Please list all lines of the material below in which the string "Temperature" occurs.
....
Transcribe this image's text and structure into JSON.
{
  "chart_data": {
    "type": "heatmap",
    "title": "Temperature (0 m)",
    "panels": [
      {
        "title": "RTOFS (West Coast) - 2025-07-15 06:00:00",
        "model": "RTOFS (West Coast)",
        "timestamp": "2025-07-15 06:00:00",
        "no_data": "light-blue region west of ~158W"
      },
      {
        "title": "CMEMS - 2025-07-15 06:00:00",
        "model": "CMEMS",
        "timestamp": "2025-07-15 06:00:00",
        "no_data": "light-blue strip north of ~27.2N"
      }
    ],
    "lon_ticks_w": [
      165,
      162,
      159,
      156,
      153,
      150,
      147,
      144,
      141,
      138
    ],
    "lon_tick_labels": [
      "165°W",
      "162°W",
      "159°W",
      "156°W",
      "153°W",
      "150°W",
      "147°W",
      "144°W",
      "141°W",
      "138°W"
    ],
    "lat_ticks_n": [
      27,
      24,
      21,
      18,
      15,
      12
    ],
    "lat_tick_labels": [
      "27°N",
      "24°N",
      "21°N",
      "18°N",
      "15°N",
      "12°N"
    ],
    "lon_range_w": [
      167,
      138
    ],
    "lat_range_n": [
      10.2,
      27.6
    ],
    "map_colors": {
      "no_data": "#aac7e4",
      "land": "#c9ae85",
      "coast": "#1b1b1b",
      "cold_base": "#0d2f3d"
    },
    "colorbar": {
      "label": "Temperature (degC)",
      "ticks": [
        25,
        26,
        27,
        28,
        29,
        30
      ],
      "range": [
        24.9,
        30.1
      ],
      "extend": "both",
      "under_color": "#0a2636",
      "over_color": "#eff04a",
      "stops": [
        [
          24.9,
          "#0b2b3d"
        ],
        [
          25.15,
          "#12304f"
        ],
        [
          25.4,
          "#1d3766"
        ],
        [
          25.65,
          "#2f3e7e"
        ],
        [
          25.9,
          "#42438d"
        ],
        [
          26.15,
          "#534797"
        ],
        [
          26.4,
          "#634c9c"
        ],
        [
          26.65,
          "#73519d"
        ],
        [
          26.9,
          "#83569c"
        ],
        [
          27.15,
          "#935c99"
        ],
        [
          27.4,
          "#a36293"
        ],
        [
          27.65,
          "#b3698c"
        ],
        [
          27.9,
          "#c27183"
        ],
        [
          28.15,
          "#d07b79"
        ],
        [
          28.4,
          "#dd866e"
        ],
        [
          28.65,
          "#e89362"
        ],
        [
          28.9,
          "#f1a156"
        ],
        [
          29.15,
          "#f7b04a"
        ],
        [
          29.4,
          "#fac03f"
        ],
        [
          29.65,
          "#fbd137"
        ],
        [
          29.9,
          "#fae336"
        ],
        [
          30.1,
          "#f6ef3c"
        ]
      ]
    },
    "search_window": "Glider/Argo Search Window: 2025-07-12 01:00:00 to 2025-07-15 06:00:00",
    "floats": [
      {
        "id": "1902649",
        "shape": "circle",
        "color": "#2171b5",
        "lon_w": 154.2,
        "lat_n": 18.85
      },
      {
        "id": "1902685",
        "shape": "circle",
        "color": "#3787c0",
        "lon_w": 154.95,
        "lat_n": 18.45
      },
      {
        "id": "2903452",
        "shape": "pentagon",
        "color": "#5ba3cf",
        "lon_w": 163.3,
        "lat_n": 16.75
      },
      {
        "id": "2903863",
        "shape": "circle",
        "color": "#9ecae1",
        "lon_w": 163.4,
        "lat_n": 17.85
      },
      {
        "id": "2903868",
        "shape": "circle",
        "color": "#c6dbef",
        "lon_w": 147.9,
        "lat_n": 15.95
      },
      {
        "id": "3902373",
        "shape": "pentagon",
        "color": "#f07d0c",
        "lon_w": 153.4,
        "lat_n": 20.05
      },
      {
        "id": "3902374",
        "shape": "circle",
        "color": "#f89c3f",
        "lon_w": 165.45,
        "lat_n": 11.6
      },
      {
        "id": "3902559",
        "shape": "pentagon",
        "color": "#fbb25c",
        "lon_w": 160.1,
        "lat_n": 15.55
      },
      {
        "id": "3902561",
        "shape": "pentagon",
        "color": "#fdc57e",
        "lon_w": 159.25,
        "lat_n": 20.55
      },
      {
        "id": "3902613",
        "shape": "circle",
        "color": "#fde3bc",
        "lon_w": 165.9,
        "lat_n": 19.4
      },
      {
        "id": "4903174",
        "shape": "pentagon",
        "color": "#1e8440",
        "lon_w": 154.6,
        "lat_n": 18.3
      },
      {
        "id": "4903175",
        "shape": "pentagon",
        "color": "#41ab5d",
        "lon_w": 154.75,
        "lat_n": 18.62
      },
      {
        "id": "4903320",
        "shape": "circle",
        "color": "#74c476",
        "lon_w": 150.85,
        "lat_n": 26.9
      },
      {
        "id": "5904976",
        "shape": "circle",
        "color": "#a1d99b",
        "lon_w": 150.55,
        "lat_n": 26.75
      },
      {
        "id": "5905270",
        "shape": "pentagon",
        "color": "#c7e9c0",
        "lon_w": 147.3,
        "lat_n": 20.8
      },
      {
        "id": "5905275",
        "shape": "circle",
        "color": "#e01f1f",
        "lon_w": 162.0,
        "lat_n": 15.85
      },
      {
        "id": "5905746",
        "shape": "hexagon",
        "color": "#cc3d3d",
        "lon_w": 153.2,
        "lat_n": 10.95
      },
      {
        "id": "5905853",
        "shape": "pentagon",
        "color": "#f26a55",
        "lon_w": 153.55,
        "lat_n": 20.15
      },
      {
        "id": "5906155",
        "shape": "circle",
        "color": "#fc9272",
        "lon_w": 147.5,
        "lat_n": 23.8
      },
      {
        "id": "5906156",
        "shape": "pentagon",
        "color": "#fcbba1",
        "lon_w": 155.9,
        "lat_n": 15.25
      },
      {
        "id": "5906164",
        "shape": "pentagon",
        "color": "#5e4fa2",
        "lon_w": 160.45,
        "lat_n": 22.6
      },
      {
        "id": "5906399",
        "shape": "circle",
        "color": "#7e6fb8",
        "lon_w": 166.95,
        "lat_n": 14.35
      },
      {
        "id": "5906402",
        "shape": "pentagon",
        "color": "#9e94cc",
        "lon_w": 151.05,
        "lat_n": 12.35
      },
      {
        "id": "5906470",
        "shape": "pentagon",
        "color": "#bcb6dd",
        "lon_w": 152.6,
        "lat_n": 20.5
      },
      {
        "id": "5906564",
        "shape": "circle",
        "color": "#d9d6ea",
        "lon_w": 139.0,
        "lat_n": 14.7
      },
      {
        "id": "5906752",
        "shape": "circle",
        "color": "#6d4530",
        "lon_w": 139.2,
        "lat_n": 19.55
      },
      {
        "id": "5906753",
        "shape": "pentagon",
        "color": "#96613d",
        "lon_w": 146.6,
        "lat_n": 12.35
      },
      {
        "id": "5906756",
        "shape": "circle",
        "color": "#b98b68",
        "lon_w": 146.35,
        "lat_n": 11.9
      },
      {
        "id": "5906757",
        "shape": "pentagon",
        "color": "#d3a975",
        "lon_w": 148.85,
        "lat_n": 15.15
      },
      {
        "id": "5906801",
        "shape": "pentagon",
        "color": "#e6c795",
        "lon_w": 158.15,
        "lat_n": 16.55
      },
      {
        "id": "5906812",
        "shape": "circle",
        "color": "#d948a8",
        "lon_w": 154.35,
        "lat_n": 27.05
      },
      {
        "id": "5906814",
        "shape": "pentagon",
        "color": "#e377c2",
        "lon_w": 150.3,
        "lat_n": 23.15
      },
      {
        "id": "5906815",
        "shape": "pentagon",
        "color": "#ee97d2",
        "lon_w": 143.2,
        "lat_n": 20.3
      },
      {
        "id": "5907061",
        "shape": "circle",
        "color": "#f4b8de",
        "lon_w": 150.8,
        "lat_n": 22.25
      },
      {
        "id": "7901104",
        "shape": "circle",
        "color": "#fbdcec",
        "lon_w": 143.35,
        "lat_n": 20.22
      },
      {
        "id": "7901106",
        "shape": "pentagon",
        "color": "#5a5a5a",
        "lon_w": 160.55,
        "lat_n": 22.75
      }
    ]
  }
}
....
REPLY TO THE EXERCISE -
    "title": "Temperature (0 m)",
      "label": "Temperature (degC)",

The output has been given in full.